*** Opening DATA EXTRACT ***
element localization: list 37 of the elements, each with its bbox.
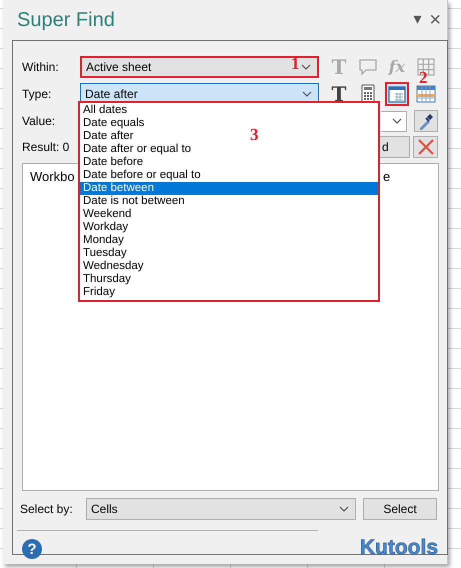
text-icon: T bbox=[332, 84, 346, 104]
dropdown-option[interactable]: Monday bbox=[80, 234, 124, 247]
dropdown-option[interactable]: Date after bbox=[80, 130, 134, 143]
dropdown-option[interactable]: Date between bbox=[80, 182, 378, 195]
annotation-number: 2 bbox=[419, 68, 428, 88]
dropdown-option[interactable]: Workday bbox=[80, 221, 128, 234]
dropdown-option[interactable]: Date is not between bbox=[80, 195, 185, 208]
dropdown-option[interactable]: Thursday bbox=[80, 273, 131, 286]
field-label: Value: bbox=[22, 114, 56, 128]
dropdown-option[interactable]: Date before bbox=[80, 156, 144, 169]
find-button[interactable]: d bbox=[380, 136, 410, 158]
field-label: Within: bbox=[22, 60, 60, 74]
pane-menu-button[interactable]: ▾ bbox=[413, 12, 422, 28]
brand-logo: Kutools bbox=[360, 537, 438, 558]
help-button[interactable]: ? bbox=[22, 539, 42, 559]
dropdown-option[interactable]: Wednesday bbox=[80, 260, 144, 273]
column-header: Workbo bbox=[30, 169, 75, 184]
dropdown-value: Date after bbox=[85, 87, 138, 101]
dropdown-option[interactable]: Date before or equal to bbox=[80, 169, 201, 182]
select-by-dropdown[interactable]: Cells bbox=[86, 498, 356, 520]
dropdown-option[interactable]: All dates bbox=[80, 104, 128, 117]
dropdown-option[interactable]: Date after or equal to bbox=[80, 143, 192, 156]
annotation-number: 1 bbox=[291, 54, 300, 74]
result-count: Result: 0 bbox=[22, 140, 70, 154]
dropdown-option[interactable]: Tuesday bbox=[80, 247, 127, 260]
column-header: e bbox=[383, 169, 390, 184]
field-label: Type: bbox=[22, 87, 52, 101]
dropdown-value: Active sheet bbox=[86, 60, 152, 74]
select-button[interactable]: Select bbox=[363, 498, 437, 520]
dropdown-option[interactable]: Date equals bbox=[80, 117, 144, 130]
close-button[interactable]: × bbox=[429, 10, 441, 30]
annotation-number: 3 bbox=[250, 125, 258, 145]
dropdown-option[interactable]: Weekend bbox=[80, 208, 132, 221]
pane-title: Super Find bbox=[17, 8, 116, 32]
dropdown-value: Cells bbox=[91, 502, 118, 516]
dropdown-option[interactable]: Friday bbox=[80, 286, 115, 299]
field-label: Select by: bbox=[20, 502, 74, 516]
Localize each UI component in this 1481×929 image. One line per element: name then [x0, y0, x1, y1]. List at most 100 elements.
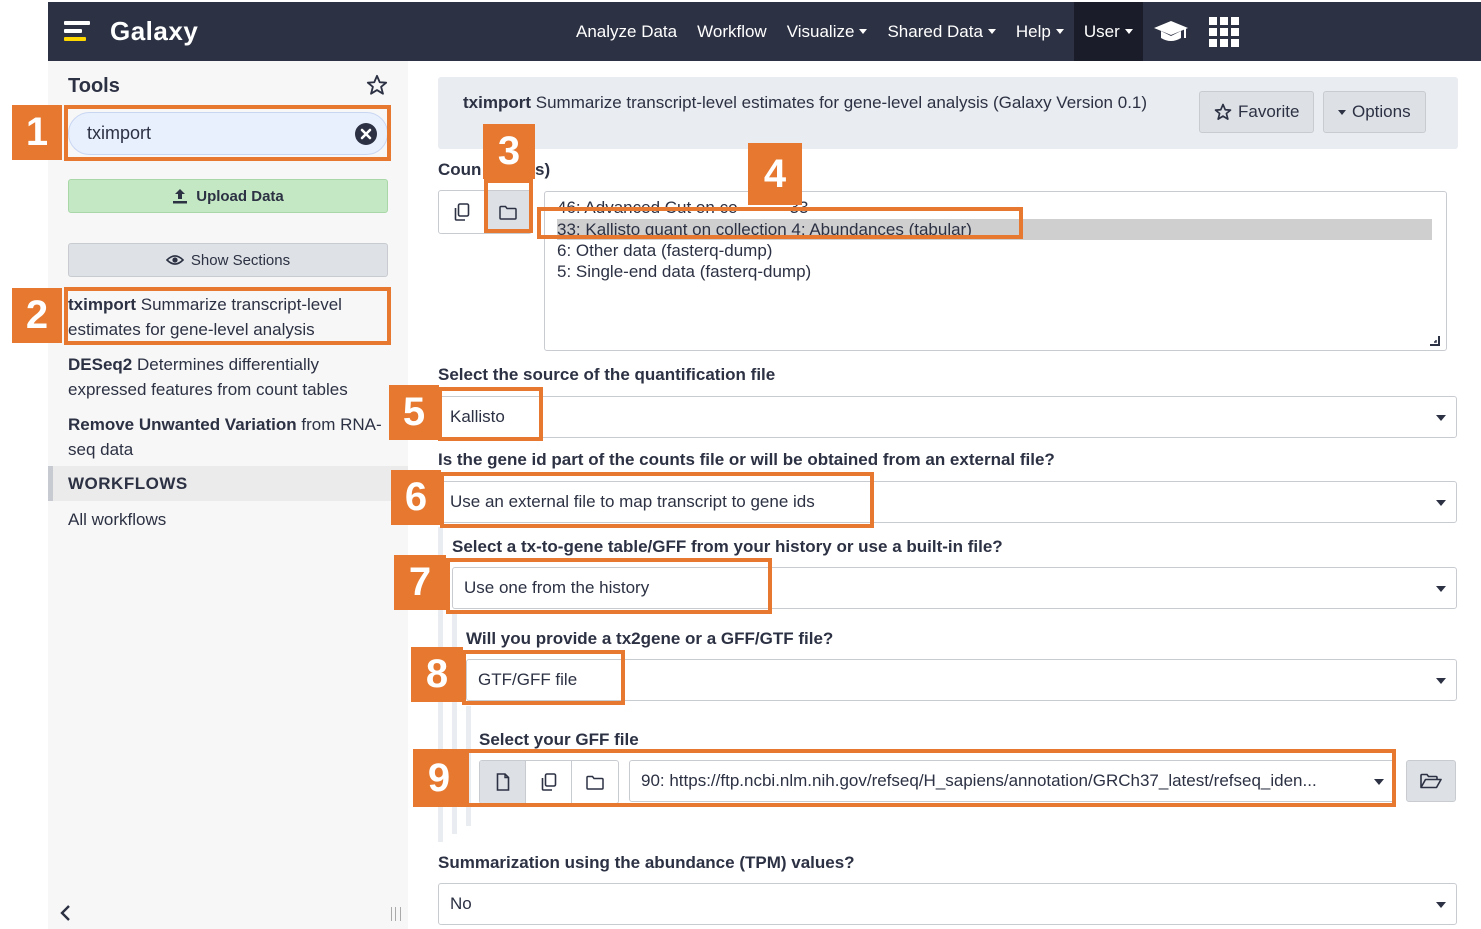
- tool-name: Remove Unwanted Variation: [68, 415, 297, 434]
- panel-drag-handle[interactable]: [391, 907, 401, 921]
- provide-select[interactable]: GTF/GFF file: [466, 659, 1457, 701]
- resize-grip-icon[interactable]: [1428, 334, 1440, 346]
- upload-icon: [173, 189, 188, 204]
- star-icon[interactable]: [366, 74, 388, 96]
- annotation-number-8: 8: [411, 647, 463, 702]
- nav-training[interactable]: [1143, 2, 1199, 61]
- gff-select[interactable]: 90: https://ftp.ncbi.nlm.nih.gov/refseq/…: [629, 760, 1395, 802]
- apps-grid-icon: [1208, 16, 1239, 47]
- provide-value: GTF/GFF file: [478, 670, 578, 689]
- conditional-indent-bar: [466, 706, 471, 826]
- show-sections-button[interactable]: Show Sections: [68, 243, 388, 277]
- geneid-value: Use an external file to map transcript t…: [450, 492, 815, 511]
- provide-label: Will you provide a tx2gene or a GFF/GTF …: [466, 629, 834, 648]
- file-icon: [496, 773, 509, 791]
- upload-data-button[interactable]: Upload Data: [68, 179, 388, 213]
- chevron-left-icon[interactable]: [58, 904, 72, 922]
- caret-down-icon: [1338, 109, 1346, 115]
- single-dataset-button[interactable]: [480, 761, 526, 803]
- nav-label: User: [1083, 21, 1120, 41]
- list-item[interactable]: 46: Advanced Cut on co 33: [557, 197, 1432, 218]
- txgene-select[interactable]: Use one from the history: [452, 567, 1457, 609]
- graduation-cap-icon: [1153, 20, 1188, 41]
- caret-down-icon: [1374, 779, 1384, 785]
- tool-name: tximport: [68, 295, 136, 314]
- counts-input-type-group: [438, 190, 532, 234]
- counts-label-right: s): [535, 160, 551, 179]
- annotation-number-6: 6: [391, 470, 441, 525]
- geneid-label: Is the gene id part of the counts file o…: [438, 450, 1055, 469]
- folder-icon: [586, 775, 604, 790]
- tool-title-name: tximport: [463, 93, 531, 112]
- caret-down-icon: [1436, 415, 1446, 421]
- tool-title: tximport Summarize transcript-level esti…: [463, 93, 1147, 113]
- annotation-number-4: 4: [748, 143, 802, 205]
- tpm-value: No: [450, 894, 472, 913]
- nav-shared-data[interactable]: Shared Data: [877, 2, 1005, 61]
- tpm-select[interactable]: No: [438, 883, 1457, 925]
- list-item[interactable]: 6: Other data (fasterq-dump): [557, 240, 1432, 261]
- annotation-number-2: 2: [12, 288, 62, 343]
- tool-search-input[interactable]: [87, 113, 347, 154]
- nav-help[interactable]: Help: [1006, 2, 1074, 61]
- annotation-number-3: 3: [483, 124, 535, 179]
- collection-button[interactable]: [485, 191, 531, 233]
- tool-search-box[interactable]: [68, 112, 388, 155]
- options-button[interactable]: Options: [1323, 91, 1426, 133]
- workflows-section-header[interactable]: WORKFLOWS: [48, 466, 408, 501]
- tpm-label: Summarization using the abundance (TPM) …: [438, 853, 855, 872]
- geneid-select[interactable]: Use an external file to map transcript t…: [438, 481, 1457, 523]
- multiple-datasets-button[interactable]: [526, 761, 572, 803]
- txgene-value: Use one from the history: [464, 578, 650, 597]
- galaxy-brand[interactable]: Galaxy: [64, 13, 198, 49]
- all-workflows-link[interactable]: All workflows: [68, 510, 166, 530]
- caret-down-icon: [1436, 678, 1446, 684]
- copy-icon: [454, 203, 469, 221]
- caret-down-icon: [1436, 586, 1446, 592]
- caret-down-icon: [987, 29, 996, 34]
- list-item-selected[interactable]: 33: Kallisto quant on collection 4: Abun…: [557, 219, 1432, 240]
- center-panel: tximport Summarize transcript-level esti…: [408, 61, 1481, 929]
- galaxy-app: Galaxy Analyze Data Workflow Visualize S…: [48, 2, 1481, 929]
- tool-item-ruvseq[interactable]: Remove Unwanted Variation from RNA-seq d…: [68, 412, 388, 462]
- counts-multiselect[interactable]: 46: Advanced Cut on co 33 33: Kallisto qu…: [544, 191, 1447, 351]
- tool-title-desc: Summarize transcript-level estimates for…: [535, 93, 1148, 112]
- nav-workflow[interactable]: Workflow: [687, 2, 777, 61]
- nav-analyze-data[interactable]: Analyze Data: [566, 2, 687, 61]
- main-nav: Analyze Data Workflow Visualize Shared D…: [566, 2, 1249, 61]
- tool-panel: Tools Upload Data Show Sections: [48, 61, 408, 929]
- source-label: Select the source of the quantification …: [438, 365, 776, 384]
- tool-item-deseq2[interactable]: DESeq2 Determines differentially express…: [68, 352, 388, 402]
- caret-down-icon: [1436, 902, 1446, 908]
- nav-label: Visualize: [786, 21, 855, 41]
- list-item-text: 46: Advanced Cut on co: [557, 198, 738, 217]
- source-select[interactable]: Kallisto: [438, 396, 1457, 438]
- tool-item-tximport[interactable]: tximport Summarize transcript-level esti…: [68, 292, 388, 342]
- list-item[interactable]: 5: Single-end data (fasterq-dump): [557, 261, 1432, 282]
- galaxy-logo-icon: [64, 17, 96, 45]
- upload-label: Upload Data: [196, 187, 284, 205]
- favorite-button[interactable]: Favorite: [1199, 91, 1315, 133]
- nav-user[interactable]: User: [1073, 2, 1143, 61]
- tool-header: tximport Summarize transcript-level esti…: [438, 77, 1458, 149]
- multiple-datasets-button[interactable]: [439, 191, 485, 233]
- brand-text: Galaxy: [110, 15, 199, 46]
- top-navbar: Galaxy Analyze Data Workflow Visualize S…: [48, 2, 1481, 61]
- caret-down-icon: [1436, 500, 1446, 506]
- folder-icon: [499, 205, 517, 220]
- collection-button[interactable]: [572, 761, 618, 803]
- star-outline-icon: [1214, 103, 1232, 120]
- nav-label: Analyze Data: [576, 21, 678, 41]
- nav-apps[interactable]: [1199, 2, 1249, 61]
- nav-label: Shared Data: [887, 21, 983, 41]
- caret-down-icon: [859, 29, 868, 34]
- gff-input-type-group: [479, 760, 619, 804]
- clear-search-icon[interactable]: [354, 122, 378, 146]
- txgene-label: Select a tx-to-gene table/GFF from your …: [452, 537, 1003, 556]
- tool-name: DESeq2: [68, 355, 133, 374]
- nav-visualize[interactable]: Visualize: [777, 2, 878, 61]
- tools-title: Tools: [68, 75, 120, 97]
- counts-label-left: Coun: [438, 160, 482, 179]
- options-label: Options: [1352, 102, 1411, 121]
- browse-datasets-button[interactable]: [1406, 760, 1456, 802]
*** Closing DATA EXTRACT ***
EXERCISE DESCRIPTION:
Determine how many lines in the listing above hold "Visualize". Give the number without any other words.

TASK RESPONSE:
5